What is being asked: Pick out every line of the entries below where "Internet" occurs, and copy those lines.

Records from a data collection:
^^^^^^^^^^^^^^^^

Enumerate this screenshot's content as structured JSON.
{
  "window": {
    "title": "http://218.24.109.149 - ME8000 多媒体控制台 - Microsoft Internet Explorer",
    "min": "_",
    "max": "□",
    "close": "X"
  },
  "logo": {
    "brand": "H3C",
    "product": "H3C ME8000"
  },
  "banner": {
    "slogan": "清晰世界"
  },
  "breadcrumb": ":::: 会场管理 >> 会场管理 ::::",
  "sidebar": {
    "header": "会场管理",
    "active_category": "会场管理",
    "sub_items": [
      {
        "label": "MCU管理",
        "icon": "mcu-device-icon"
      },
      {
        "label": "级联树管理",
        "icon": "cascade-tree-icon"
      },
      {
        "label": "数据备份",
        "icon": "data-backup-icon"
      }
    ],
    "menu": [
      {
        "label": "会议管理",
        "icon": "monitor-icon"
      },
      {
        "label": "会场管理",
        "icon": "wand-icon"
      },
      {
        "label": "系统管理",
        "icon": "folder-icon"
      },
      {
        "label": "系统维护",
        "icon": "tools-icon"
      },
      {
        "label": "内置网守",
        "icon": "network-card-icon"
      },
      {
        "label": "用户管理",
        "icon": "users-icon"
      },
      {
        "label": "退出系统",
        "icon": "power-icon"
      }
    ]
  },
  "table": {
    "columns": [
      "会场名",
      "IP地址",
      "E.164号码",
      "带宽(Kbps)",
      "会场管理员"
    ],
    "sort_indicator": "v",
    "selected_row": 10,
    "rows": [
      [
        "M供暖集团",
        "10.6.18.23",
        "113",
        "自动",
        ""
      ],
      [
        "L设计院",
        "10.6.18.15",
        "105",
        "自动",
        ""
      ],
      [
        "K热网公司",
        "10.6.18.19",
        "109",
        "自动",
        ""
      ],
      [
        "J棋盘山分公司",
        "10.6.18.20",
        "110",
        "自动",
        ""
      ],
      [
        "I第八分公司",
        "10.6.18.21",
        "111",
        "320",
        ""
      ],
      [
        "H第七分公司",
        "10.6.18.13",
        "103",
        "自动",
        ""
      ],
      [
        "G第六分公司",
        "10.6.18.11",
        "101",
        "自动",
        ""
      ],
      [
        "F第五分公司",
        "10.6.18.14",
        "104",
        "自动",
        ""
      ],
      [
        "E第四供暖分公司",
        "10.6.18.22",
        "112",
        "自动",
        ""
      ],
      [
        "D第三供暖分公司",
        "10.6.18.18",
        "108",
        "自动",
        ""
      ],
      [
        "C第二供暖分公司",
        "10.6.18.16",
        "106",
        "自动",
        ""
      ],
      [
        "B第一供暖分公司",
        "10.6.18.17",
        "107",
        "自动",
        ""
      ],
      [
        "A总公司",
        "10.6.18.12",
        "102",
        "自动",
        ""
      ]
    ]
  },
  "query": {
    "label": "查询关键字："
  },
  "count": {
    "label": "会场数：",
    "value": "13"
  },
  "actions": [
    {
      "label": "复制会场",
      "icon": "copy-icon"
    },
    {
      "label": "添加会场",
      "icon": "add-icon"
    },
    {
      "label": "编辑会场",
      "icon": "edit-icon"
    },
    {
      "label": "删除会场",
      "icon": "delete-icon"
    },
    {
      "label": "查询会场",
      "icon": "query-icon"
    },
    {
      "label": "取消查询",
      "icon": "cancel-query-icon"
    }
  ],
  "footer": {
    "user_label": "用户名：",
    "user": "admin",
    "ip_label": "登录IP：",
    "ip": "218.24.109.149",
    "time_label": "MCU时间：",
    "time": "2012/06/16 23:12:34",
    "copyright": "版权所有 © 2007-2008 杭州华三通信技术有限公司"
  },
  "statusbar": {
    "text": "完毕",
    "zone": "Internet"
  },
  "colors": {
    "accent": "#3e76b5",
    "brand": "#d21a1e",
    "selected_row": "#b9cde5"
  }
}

^^^^^^^^^^^^^^^^

Solution to this exercise:
    "title": "http://218.24.109.149 - ME8000 多媒体控制台 - Microsoft Internet Explorer",
    "zone": "Internet"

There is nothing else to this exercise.